▶ _THE PROBLEM_: Locate every line below that contains the word "median" and copy it.

(Extracted records)
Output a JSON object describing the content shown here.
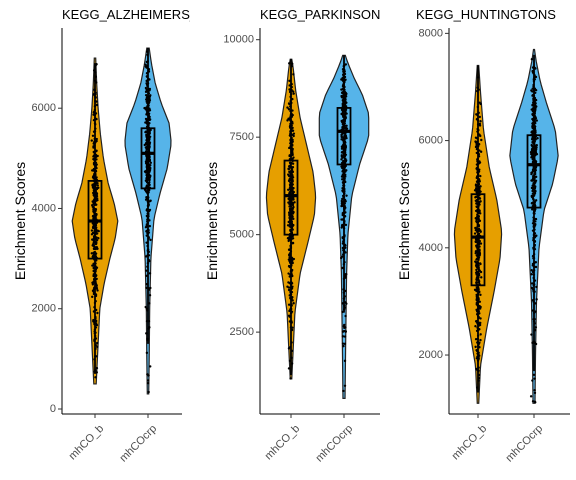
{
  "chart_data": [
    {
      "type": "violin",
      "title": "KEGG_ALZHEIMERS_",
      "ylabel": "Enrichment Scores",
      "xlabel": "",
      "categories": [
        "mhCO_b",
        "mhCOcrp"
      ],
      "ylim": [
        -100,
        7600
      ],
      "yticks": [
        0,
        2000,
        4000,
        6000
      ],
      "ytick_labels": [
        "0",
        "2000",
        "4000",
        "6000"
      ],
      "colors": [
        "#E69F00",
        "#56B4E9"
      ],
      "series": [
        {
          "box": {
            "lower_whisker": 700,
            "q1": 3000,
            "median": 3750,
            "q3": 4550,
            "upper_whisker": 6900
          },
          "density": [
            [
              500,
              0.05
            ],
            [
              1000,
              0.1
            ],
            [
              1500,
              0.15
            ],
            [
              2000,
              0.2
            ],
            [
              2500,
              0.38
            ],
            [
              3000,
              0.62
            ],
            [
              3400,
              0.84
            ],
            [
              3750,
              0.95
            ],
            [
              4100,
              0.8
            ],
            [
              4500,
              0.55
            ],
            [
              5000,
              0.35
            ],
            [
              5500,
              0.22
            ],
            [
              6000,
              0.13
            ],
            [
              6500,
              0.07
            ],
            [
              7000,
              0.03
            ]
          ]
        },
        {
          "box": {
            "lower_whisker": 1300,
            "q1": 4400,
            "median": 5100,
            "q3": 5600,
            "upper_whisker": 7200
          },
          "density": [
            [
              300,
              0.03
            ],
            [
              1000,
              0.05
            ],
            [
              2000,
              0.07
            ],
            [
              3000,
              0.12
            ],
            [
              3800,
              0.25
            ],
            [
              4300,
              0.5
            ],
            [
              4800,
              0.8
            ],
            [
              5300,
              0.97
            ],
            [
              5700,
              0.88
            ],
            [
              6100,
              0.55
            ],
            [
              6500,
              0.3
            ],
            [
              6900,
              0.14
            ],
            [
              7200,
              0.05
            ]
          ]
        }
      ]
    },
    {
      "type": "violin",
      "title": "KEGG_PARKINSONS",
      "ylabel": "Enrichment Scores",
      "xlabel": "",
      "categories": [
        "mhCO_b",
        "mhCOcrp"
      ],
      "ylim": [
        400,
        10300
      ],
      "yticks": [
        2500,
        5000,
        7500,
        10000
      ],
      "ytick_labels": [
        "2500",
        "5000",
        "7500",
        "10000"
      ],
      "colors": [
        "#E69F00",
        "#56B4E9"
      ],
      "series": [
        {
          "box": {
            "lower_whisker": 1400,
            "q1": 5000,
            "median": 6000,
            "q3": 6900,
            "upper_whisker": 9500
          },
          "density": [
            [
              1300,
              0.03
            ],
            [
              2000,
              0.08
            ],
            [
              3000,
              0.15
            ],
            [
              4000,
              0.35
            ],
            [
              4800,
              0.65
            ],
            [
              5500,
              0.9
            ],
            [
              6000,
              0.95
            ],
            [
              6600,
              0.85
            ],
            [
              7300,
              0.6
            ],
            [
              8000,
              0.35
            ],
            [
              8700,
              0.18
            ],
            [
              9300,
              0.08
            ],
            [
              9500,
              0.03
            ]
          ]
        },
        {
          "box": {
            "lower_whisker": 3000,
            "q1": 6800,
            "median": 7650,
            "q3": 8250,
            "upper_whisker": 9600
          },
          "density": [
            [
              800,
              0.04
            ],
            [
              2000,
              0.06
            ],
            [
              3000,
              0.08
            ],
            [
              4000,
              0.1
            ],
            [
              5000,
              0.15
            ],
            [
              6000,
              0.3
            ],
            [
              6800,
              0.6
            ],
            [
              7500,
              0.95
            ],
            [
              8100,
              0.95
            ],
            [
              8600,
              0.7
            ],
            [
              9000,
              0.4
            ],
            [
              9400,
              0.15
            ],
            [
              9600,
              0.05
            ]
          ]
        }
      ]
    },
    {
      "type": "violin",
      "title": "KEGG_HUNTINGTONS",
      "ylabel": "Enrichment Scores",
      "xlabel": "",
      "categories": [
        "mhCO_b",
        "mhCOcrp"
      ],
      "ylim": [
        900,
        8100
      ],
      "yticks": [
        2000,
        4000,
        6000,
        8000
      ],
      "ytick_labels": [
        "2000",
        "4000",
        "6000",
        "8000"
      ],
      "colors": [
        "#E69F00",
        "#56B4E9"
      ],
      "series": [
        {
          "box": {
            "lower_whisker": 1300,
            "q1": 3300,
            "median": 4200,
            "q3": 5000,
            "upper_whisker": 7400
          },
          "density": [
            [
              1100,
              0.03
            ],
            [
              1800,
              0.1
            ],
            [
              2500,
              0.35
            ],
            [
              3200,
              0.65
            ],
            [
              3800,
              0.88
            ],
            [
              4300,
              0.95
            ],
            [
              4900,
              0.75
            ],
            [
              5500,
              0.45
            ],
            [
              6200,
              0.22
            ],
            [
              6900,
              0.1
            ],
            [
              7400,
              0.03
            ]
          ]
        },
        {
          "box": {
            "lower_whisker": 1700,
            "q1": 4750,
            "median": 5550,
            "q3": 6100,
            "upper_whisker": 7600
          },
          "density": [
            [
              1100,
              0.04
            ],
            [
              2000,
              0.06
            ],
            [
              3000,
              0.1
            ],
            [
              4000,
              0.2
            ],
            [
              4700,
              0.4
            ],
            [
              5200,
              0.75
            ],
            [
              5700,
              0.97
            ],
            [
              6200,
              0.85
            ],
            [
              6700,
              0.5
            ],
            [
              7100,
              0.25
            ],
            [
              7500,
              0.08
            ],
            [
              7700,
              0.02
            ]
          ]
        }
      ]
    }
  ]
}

▶ _TASK RESPONSE_:
            "median": 3750,
            "median": 5100,
            "median": 6000,
            "median": 7650,
            "median": 4200,
            "median": 5550,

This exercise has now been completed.